_Dataset items_
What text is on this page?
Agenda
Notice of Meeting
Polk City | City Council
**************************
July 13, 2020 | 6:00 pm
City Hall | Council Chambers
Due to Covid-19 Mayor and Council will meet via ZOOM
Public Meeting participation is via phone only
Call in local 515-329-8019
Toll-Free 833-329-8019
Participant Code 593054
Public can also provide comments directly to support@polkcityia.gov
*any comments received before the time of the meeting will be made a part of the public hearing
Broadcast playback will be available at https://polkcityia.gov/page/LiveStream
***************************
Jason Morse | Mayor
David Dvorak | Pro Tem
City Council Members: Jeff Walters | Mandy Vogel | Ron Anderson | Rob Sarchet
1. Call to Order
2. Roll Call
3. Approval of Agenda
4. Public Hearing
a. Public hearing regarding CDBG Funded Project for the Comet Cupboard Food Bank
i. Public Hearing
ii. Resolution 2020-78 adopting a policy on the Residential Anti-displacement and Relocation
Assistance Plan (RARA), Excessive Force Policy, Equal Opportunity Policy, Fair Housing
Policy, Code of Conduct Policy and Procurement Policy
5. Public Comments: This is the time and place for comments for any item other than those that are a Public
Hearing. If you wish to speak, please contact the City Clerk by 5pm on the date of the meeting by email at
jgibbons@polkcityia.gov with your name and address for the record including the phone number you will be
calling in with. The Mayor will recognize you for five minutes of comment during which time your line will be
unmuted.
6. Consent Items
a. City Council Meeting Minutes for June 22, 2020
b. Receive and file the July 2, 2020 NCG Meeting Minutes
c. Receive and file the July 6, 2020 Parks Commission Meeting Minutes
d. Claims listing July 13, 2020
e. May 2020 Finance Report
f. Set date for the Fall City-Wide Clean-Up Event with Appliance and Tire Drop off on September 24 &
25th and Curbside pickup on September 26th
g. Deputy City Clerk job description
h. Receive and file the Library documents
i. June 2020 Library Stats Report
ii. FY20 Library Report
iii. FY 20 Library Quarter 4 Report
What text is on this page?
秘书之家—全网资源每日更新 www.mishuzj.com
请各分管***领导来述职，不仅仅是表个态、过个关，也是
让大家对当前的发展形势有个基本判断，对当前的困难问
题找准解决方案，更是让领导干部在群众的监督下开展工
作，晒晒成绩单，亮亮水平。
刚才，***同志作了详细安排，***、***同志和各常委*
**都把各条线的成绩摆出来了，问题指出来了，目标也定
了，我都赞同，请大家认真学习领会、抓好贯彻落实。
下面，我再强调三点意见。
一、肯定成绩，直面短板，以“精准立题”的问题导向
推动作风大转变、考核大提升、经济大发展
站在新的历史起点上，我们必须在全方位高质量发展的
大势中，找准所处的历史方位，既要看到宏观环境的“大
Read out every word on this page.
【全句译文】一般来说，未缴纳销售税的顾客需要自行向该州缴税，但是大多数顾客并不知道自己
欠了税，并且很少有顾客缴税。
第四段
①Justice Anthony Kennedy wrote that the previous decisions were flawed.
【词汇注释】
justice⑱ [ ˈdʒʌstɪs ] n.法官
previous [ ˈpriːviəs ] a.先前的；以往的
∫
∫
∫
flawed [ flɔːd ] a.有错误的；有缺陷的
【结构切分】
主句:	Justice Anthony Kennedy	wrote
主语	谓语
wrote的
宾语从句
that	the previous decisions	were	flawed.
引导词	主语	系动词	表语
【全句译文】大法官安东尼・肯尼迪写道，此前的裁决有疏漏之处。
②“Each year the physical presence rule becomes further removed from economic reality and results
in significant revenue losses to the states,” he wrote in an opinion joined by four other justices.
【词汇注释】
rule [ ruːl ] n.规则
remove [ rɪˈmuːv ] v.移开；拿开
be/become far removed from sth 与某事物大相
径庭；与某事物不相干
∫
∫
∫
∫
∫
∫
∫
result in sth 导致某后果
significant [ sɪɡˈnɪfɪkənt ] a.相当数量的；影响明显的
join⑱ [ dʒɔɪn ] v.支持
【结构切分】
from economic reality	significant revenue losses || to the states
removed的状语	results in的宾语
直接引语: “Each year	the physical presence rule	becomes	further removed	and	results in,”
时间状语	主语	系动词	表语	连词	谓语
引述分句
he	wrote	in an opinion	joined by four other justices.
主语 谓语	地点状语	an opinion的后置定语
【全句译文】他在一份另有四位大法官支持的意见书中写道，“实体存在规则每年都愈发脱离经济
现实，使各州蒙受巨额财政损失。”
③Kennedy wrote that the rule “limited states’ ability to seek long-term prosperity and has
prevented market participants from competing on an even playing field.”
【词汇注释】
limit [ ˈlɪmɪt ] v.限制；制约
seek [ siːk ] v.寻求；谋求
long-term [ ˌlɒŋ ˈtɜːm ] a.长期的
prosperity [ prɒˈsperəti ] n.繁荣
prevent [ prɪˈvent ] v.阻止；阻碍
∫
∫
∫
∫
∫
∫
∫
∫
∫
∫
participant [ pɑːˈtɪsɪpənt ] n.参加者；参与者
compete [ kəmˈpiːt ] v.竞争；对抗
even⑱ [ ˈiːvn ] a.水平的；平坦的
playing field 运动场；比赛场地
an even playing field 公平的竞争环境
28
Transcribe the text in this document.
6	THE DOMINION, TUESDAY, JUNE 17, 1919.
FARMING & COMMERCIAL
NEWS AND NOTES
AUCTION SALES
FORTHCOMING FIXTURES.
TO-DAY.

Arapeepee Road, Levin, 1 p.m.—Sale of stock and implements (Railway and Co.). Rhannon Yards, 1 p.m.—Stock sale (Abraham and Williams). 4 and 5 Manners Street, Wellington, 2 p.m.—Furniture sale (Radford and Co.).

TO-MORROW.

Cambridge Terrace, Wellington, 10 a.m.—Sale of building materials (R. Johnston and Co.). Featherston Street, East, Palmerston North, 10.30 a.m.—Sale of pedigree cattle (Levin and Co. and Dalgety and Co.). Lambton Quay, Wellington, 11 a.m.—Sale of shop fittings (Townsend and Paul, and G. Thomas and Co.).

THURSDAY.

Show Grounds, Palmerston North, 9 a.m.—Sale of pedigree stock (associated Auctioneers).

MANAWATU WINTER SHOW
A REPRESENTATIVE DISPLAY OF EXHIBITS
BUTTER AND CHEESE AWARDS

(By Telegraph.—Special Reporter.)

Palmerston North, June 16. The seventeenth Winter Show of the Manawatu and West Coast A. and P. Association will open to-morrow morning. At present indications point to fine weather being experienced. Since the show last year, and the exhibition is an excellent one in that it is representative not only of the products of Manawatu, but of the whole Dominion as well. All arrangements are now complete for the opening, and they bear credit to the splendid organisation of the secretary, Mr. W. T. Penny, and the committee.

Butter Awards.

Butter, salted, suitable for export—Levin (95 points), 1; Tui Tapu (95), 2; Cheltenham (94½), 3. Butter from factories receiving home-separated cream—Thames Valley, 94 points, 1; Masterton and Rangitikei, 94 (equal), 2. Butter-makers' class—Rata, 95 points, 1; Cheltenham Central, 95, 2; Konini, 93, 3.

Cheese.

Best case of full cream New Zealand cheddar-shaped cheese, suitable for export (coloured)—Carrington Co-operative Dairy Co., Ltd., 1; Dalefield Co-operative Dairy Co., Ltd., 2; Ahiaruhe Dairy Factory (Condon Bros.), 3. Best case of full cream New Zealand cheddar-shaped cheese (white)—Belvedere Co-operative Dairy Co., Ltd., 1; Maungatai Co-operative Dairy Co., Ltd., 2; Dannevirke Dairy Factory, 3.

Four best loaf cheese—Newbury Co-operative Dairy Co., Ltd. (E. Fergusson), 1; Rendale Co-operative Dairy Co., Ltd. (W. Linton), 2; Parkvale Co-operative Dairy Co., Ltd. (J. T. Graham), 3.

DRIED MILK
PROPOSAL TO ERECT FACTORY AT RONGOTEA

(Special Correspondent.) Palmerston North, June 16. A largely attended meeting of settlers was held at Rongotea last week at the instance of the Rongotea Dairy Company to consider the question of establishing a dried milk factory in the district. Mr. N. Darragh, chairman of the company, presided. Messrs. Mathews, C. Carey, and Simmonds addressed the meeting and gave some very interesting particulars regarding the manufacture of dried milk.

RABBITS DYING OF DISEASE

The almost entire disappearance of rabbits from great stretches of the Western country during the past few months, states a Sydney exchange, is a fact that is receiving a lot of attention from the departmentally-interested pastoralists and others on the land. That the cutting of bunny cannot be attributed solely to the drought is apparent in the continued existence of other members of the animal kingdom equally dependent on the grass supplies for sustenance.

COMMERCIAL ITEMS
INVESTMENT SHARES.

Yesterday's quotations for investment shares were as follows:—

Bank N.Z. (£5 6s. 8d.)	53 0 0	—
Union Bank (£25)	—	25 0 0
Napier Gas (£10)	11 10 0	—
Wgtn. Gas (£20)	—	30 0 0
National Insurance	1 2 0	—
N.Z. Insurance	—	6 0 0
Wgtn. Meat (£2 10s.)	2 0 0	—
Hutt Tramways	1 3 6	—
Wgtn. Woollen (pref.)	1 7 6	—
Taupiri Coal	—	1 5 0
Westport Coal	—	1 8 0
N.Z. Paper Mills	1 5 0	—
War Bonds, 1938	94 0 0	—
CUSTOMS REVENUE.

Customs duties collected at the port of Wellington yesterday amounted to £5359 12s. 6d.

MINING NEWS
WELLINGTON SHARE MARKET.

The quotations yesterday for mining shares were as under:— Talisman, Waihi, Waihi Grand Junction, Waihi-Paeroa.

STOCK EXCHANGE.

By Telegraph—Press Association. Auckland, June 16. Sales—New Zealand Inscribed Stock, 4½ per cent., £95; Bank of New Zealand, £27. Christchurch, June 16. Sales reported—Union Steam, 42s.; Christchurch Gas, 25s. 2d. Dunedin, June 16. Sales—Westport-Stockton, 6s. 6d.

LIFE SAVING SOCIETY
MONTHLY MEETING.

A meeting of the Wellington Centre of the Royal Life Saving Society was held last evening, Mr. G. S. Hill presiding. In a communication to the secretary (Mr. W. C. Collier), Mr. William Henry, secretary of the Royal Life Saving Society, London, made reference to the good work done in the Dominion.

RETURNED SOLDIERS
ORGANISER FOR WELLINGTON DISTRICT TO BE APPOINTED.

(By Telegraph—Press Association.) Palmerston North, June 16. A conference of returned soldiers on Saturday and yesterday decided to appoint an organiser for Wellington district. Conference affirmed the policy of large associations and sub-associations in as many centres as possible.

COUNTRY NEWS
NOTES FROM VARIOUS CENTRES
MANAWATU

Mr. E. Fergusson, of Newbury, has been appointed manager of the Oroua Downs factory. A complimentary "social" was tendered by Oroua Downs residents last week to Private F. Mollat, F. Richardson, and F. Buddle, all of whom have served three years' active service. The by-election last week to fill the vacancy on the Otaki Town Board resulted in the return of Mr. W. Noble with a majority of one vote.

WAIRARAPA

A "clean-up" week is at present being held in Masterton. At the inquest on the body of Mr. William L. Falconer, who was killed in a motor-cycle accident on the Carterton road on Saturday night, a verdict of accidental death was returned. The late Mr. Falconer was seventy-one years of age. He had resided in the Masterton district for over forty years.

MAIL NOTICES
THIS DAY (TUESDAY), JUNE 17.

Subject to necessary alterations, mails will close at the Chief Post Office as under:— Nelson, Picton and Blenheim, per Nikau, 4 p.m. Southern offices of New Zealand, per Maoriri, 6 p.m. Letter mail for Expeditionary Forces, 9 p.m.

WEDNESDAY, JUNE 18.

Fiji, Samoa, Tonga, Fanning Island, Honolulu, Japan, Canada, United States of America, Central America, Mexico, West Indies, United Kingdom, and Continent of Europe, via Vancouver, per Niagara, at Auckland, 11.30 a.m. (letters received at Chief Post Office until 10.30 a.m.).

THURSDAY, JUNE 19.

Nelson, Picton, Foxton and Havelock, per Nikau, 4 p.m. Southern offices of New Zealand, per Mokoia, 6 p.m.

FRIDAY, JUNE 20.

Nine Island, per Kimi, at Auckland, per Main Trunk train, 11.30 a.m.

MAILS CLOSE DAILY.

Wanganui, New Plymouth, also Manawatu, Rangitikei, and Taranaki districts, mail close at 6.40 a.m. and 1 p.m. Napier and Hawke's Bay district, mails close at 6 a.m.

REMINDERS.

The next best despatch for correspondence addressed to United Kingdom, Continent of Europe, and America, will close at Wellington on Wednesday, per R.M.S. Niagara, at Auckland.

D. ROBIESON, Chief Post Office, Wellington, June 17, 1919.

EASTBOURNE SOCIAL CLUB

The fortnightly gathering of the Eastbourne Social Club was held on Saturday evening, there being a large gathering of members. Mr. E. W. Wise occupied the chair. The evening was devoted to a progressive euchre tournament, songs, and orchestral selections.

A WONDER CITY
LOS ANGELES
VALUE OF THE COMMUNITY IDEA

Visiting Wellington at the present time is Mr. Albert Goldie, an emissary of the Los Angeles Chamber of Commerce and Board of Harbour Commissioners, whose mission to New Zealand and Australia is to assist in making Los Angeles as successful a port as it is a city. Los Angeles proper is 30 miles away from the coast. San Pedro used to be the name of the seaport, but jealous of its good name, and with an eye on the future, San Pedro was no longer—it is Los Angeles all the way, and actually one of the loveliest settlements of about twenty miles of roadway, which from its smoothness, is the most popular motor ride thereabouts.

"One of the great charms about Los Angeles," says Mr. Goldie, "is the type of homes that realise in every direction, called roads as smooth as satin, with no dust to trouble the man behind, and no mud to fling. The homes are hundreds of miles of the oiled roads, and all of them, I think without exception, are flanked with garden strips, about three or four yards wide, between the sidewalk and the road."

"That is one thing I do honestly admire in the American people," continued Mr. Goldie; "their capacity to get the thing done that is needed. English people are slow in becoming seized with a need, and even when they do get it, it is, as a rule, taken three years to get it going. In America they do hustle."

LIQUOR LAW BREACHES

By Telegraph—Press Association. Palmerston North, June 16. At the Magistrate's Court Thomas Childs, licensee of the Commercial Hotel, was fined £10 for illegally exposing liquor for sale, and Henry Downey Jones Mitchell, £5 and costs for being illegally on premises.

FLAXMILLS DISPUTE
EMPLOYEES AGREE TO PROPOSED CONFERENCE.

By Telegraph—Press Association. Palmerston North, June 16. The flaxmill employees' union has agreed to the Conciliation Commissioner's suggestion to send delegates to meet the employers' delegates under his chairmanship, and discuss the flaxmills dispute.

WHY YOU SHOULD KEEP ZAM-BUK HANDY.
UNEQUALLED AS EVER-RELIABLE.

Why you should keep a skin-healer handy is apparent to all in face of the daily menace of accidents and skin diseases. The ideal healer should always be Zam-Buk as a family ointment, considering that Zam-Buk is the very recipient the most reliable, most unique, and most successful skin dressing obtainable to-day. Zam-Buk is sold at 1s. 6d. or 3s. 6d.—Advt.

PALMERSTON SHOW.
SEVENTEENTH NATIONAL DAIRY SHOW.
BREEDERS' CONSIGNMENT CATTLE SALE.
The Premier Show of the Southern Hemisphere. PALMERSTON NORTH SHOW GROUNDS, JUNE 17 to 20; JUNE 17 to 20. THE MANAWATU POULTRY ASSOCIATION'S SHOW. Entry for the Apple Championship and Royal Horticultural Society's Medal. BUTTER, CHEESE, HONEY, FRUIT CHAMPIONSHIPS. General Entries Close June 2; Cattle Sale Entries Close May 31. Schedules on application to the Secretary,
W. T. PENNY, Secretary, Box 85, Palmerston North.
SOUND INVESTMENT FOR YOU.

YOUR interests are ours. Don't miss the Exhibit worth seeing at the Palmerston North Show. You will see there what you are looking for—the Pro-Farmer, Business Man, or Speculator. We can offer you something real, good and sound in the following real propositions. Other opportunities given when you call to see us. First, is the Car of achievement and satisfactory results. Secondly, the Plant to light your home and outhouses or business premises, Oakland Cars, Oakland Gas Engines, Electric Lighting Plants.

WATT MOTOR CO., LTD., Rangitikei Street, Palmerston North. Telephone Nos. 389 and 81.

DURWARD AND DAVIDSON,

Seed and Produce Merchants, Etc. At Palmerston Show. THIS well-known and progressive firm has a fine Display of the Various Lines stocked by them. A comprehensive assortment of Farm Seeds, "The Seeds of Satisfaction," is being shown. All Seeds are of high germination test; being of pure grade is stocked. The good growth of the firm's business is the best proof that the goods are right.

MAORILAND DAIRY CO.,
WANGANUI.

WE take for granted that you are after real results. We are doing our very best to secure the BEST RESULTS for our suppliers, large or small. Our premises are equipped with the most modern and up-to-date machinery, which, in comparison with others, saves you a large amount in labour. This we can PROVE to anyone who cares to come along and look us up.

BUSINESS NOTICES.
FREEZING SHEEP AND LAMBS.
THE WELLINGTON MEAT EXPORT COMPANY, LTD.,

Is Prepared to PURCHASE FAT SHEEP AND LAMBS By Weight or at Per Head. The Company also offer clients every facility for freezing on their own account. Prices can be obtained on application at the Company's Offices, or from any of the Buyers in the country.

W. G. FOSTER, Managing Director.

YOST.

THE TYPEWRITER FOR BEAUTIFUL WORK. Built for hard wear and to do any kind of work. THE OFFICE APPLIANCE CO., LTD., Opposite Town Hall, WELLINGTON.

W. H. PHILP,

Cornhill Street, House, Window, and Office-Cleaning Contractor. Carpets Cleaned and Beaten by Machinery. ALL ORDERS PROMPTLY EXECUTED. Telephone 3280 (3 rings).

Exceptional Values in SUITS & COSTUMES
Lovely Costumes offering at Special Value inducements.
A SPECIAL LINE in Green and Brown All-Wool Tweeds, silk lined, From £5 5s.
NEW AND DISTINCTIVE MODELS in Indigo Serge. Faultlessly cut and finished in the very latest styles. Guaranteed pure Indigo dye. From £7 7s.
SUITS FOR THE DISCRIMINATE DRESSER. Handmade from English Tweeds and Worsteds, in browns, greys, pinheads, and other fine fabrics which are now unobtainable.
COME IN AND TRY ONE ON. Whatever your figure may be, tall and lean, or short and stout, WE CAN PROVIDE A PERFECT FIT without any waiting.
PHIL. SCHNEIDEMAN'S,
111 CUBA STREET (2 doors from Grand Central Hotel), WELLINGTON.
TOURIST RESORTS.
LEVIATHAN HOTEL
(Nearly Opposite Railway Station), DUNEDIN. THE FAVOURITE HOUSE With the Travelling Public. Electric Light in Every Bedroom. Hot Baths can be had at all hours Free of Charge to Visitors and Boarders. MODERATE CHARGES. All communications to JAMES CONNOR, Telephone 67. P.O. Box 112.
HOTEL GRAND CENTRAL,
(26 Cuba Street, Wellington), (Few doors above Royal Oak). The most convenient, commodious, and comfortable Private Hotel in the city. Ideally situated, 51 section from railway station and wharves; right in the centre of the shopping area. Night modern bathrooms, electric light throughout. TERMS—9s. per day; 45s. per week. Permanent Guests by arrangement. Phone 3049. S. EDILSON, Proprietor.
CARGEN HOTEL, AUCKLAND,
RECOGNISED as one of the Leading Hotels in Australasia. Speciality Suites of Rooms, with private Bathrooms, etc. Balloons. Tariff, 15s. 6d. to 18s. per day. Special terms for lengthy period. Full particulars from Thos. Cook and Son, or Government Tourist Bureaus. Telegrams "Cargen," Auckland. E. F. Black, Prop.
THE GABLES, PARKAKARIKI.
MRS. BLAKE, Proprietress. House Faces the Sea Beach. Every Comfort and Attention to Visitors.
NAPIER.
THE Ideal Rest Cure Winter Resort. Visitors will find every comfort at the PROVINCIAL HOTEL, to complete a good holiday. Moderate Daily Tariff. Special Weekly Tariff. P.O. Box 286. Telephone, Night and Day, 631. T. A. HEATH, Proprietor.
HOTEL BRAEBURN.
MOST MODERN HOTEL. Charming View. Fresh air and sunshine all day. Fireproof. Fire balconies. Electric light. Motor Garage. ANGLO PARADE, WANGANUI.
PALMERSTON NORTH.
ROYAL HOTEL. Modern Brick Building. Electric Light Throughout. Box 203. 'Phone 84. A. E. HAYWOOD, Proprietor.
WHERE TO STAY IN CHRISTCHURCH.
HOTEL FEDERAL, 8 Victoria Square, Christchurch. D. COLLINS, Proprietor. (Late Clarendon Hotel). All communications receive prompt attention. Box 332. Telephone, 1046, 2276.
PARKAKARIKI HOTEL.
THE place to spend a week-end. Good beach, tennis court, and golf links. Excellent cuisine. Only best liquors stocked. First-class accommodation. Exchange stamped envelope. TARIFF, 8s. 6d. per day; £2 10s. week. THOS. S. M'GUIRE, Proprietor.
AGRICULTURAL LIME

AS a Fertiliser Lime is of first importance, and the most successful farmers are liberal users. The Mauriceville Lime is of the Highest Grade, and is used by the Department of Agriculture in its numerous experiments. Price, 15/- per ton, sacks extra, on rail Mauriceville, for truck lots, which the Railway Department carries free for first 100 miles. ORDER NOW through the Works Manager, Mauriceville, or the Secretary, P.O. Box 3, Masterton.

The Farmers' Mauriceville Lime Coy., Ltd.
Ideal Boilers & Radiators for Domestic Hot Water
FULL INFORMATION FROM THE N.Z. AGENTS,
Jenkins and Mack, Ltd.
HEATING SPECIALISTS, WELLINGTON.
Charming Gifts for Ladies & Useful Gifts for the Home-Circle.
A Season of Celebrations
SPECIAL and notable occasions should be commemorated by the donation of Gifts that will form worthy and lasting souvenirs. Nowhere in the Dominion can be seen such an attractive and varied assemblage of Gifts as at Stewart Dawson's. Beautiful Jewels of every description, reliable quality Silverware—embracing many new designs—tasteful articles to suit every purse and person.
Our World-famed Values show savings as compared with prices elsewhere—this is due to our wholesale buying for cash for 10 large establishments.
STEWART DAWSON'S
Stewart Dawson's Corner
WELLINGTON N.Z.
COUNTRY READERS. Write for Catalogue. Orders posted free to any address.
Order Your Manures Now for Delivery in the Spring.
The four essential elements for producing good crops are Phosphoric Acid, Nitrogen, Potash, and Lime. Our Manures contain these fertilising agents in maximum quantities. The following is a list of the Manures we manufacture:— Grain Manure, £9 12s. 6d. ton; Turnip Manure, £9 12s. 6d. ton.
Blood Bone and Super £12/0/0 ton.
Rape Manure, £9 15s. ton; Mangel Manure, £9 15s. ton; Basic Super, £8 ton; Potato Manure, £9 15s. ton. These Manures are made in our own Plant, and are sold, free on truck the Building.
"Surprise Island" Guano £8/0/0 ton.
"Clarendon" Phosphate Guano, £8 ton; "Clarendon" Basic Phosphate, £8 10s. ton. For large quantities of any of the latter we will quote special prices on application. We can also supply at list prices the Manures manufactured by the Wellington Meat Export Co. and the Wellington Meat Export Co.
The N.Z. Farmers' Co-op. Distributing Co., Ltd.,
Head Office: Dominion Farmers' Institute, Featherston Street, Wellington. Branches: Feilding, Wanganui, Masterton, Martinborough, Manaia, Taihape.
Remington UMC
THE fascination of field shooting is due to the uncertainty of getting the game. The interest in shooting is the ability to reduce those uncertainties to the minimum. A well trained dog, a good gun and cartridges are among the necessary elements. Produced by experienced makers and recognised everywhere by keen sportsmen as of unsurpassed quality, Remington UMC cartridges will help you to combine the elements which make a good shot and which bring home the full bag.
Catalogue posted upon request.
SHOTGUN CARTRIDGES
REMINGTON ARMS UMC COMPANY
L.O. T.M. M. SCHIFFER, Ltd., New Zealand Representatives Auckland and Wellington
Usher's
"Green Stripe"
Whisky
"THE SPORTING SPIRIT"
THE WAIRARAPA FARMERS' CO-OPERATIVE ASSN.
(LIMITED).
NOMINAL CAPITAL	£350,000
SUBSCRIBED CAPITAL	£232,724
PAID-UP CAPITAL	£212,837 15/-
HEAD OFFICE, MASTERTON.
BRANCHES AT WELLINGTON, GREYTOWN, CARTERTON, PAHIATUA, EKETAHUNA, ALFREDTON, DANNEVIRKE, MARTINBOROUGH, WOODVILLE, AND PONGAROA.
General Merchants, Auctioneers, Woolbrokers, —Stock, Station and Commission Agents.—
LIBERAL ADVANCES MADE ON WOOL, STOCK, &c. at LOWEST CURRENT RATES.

_Instructions for the task_
Which lines contain the word "LAMBS"? Copy each of them.

_Complete output_
FREEZING SHEEP AND LAMBS.
Is Prepared to PURCHASE FAT SHEEP AND LAMBS By Weight or at Per Head. The Company also offer clients every facility for freezing on their own account. Prices can be obtained on application at the Company's Offices, or from any of the Buyers in the country.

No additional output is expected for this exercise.